TRY IT ▸ In the records, find each line where "slow" occurs, and copy it.

DATA RECORDS ▸
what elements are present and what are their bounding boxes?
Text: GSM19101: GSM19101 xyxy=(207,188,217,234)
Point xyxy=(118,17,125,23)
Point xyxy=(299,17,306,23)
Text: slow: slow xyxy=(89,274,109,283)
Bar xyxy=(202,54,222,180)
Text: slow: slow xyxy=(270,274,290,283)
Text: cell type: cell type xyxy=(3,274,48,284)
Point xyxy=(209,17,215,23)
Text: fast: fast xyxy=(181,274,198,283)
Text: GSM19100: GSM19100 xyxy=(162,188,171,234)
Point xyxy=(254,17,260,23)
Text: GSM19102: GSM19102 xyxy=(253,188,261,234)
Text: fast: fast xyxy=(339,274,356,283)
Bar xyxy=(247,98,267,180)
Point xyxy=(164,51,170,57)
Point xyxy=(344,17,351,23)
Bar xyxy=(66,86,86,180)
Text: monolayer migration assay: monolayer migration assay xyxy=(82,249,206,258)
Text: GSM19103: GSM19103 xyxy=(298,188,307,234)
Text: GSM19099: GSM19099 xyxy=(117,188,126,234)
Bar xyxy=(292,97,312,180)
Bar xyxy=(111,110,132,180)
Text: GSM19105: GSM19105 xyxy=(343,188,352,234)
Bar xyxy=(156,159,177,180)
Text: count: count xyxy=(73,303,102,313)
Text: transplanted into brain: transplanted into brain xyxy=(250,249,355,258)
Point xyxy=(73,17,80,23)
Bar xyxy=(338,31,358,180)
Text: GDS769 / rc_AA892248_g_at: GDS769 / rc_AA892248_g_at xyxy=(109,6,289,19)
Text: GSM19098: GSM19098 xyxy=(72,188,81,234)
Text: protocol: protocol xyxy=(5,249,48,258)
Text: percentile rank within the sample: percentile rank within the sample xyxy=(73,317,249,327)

OUTPUT FOR THIS TASK ▸
Text: slow: slow xyxy=(89,274,109,283)
Text: slow: slow xyxy=(270,274,290,283)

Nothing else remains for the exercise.